(Element box annotations)
· · · · · · ·

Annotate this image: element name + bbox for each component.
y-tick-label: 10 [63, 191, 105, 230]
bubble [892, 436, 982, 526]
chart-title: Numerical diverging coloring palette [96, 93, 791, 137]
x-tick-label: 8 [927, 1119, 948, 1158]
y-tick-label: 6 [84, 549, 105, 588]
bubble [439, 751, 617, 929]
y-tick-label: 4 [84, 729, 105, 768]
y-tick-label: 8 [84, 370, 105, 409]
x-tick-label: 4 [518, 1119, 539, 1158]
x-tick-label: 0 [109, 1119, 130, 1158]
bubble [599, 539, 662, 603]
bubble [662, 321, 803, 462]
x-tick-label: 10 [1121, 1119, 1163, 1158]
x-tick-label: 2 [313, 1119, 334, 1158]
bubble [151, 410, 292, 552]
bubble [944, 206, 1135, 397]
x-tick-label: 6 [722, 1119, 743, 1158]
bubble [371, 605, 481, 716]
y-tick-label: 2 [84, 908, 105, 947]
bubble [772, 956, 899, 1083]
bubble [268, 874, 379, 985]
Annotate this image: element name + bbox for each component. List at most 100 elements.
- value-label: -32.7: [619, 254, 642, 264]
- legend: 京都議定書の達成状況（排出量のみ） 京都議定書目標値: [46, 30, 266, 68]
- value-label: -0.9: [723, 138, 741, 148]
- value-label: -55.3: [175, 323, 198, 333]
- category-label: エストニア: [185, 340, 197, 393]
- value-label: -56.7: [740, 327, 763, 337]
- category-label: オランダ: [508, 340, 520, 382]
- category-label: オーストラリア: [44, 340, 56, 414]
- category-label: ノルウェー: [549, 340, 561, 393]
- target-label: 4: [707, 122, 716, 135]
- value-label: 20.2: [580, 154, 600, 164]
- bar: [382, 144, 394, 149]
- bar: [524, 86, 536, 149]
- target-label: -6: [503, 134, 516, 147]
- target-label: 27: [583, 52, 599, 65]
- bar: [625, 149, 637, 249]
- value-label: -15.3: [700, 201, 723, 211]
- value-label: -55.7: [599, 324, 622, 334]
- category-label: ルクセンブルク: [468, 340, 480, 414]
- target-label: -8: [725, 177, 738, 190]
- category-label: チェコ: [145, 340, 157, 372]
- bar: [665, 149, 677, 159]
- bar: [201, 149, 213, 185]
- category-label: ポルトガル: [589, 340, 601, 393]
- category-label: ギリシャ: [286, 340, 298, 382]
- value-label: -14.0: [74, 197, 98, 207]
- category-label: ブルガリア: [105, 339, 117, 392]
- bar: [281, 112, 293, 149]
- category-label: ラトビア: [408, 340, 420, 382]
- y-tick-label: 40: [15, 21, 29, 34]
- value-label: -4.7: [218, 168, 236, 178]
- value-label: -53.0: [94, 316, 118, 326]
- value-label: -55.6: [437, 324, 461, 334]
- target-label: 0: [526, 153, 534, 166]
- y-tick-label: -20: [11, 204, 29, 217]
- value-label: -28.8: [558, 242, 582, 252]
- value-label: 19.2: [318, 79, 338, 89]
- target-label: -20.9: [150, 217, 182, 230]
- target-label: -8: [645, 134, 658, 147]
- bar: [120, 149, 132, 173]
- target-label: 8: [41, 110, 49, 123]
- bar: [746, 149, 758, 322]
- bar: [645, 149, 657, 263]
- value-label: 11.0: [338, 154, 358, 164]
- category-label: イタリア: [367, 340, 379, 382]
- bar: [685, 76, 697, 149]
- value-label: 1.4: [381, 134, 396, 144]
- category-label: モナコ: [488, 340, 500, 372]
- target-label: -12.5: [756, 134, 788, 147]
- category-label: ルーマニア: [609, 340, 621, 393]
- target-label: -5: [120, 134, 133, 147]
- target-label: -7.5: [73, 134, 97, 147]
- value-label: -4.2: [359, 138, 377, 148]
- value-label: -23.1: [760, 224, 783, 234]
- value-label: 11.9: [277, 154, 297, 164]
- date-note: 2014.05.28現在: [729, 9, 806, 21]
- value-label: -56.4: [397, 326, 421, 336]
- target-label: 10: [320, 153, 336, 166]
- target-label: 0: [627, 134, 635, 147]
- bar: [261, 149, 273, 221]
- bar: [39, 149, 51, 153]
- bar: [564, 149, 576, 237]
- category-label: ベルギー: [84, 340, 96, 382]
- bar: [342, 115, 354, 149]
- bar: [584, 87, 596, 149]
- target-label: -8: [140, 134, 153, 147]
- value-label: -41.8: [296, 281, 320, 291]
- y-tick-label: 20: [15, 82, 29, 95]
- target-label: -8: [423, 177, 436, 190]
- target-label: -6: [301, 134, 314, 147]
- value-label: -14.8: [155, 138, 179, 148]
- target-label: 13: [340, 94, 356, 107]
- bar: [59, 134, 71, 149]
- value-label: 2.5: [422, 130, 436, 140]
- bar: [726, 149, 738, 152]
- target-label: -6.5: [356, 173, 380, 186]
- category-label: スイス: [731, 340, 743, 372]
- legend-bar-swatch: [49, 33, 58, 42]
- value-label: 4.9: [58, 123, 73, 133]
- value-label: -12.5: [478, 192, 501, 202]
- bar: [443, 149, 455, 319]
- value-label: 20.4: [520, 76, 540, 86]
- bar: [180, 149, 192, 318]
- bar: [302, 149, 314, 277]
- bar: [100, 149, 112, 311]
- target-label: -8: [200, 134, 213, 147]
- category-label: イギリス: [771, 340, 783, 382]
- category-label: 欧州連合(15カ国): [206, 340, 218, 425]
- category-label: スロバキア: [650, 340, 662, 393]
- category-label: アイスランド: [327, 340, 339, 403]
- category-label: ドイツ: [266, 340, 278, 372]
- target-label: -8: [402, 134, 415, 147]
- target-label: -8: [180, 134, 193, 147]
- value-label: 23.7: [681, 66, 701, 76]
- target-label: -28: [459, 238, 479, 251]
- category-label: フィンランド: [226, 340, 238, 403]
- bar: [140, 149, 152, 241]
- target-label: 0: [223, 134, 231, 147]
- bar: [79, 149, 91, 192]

· · · · · · ·

● Exercise aim
Please copy out again the items starting at the very first line and ending at the line containing "y-tick-label: 2 [84, 908, 105, 947]", with both of those lines included.

● Worked answer
Annotate this image: element name + bbox for each component.
y-tick-label: 10 [63, 191, 105, 230]
bubble [892, 436, 982, 526]
chart-title: Numerical diverging coloring palette [96, 93, 791, 137]
x-tick-label: 8 [927, 1119, 948, 1158]
y-tick-label: 6 [84, 549, 105, 588]
bubble [439, 751, 617, 929]
y-tick-label: 4 [84, 729, 105, 768]
y-tick-label: 8 [84, 370, 105, 409]
x-tick-label: 4 [518, 1119, 539, 1158]
x-tick-label: 0 [109, 1119, 130, 1158]
bubble [599, 539, 662, 603]
bubble [662, 321, 803, 462]
x-tick-label: 10 [1121, 1119, 1163, 1158]
x-tick-label: 2 [313, 1119, 334, 1158]
bubble [151, 410, 292, 552]
bubble [944, 206, 1135, 397]
x-tick-label: 6 [722, 1119, 743, 1158]
bubble [371, 605, 481, 716]
y-tick-label: 2 [84, 908, 105, 947]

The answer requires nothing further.